--- Supplied material ---

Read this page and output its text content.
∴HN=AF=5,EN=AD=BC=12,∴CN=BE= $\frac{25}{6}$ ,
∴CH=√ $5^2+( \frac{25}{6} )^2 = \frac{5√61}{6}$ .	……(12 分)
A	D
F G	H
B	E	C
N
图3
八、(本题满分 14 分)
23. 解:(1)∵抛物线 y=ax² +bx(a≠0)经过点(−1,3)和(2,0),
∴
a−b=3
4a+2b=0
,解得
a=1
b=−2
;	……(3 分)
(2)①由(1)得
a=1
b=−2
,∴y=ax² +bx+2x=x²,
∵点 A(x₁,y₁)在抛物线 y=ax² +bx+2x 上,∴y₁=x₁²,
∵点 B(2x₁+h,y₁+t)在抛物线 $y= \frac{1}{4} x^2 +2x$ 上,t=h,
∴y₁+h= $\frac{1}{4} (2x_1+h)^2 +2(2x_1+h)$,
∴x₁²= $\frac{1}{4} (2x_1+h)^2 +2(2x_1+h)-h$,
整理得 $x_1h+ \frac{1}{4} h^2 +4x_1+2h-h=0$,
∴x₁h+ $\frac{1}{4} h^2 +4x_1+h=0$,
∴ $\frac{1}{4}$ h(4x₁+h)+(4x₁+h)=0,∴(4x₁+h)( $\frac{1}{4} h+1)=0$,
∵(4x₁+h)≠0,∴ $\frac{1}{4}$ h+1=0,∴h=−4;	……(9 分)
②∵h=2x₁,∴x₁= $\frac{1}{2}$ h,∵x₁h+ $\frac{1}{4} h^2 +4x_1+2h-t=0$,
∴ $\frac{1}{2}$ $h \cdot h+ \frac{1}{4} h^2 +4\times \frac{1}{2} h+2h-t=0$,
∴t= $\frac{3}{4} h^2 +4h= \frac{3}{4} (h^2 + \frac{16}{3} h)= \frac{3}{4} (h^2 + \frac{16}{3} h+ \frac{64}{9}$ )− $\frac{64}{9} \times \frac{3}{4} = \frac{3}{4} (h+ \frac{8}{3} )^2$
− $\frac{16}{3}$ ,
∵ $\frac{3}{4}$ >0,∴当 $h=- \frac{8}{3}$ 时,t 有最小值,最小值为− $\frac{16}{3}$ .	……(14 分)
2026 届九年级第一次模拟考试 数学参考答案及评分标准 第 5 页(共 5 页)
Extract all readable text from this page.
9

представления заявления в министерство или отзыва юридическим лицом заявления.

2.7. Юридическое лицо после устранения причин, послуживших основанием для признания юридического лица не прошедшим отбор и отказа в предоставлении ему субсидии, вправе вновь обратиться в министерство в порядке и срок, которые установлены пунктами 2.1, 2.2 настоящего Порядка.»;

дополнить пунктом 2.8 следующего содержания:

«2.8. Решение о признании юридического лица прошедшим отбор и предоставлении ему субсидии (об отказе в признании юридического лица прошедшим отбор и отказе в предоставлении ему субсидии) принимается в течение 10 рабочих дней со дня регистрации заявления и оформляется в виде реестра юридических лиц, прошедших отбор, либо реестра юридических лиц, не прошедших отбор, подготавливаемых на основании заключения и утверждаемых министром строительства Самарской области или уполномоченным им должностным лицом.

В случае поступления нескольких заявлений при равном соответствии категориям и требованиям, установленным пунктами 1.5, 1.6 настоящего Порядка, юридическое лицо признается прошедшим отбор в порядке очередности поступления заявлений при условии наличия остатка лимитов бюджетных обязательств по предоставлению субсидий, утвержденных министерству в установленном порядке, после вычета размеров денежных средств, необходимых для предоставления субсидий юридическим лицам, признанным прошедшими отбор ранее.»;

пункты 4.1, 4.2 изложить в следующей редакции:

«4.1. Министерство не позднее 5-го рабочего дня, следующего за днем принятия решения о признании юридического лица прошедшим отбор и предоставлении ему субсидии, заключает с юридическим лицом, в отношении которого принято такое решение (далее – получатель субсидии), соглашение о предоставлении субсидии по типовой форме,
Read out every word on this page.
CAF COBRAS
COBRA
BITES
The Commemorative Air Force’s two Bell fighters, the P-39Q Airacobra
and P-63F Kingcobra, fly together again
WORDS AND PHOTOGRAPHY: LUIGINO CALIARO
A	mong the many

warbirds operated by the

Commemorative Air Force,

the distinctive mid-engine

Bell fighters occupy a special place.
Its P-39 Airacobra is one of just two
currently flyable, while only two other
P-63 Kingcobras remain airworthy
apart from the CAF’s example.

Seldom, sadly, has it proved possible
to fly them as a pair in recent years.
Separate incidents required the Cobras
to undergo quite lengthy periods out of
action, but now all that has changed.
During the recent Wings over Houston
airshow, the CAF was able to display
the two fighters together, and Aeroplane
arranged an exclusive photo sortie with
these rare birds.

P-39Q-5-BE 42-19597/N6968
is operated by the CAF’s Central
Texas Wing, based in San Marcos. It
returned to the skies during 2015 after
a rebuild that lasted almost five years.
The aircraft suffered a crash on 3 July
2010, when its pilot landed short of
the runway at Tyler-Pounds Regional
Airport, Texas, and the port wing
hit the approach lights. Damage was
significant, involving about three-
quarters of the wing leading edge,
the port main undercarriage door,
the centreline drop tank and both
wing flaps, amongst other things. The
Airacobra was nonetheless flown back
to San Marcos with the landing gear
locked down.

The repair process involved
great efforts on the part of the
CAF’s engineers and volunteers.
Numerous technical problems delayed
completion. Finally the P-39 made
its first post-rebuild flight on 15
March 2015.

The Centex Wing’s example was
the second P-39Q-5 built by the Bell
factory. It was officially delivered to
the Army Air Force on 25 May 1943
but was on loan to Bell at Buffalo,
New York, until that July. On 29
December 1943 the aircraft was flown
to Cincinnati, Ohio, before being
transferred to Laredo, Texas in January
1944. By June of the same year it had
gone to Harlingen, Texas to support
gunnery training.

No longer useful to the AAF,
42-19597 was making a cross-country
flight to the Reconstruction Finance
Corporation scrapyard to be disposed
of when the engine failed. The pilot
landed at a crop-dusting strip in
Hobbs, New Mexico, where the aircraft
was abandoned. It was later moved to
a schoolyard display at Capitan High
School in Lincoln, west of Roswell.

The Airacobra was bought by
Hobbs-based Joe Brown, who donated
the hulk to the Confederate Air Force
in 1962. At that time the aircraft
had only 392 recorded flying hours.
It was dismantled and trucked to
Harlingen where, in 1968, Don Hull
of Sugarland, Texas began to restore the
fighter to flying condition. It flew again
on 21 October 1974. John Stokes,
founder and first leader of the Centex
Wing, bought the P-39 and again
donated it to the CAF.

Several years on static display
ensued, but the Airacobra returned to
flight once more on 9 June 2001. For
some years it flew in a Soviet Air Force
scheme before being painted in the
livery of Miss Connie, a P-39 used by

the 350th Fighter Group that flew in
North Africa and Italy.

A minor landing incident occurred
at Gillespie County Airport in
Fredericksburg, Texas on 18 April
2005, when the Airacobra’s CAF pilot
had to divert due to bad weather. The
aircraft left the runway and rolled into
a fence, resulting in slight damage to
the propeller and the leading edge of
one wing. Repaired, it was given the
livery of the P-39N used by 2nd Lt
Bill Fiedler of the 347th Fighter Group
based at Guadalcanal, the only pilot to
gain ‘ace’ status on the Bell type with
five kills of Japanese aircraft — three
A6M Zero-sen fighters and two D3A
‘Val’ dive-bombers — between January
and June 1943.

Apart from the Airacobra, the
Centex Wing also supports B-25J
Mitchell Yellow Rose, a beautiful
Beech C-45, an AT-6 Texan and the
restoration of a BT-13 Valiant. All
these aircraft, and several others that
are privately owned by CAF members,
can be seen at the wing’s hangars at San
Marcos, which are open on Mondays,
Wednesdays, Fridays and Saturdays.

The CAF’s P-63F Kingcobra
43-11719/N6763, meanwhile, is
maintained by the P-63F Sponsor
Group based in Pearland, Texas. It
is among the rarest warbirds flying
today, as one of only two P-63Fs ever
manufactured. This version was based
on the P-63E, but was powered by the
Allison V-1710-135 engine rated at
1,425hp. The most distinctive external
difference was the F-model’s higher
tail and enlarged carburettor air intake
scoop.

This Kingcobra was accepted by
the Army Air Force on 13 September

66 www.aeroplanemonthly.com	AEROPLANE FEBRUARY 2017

---

Set exercise:
Each line above that holds the string "flown" should be copied and shown.

Response to the exercise:
Airacobra was nonetheless flown back
December 1943 the aircraft was flown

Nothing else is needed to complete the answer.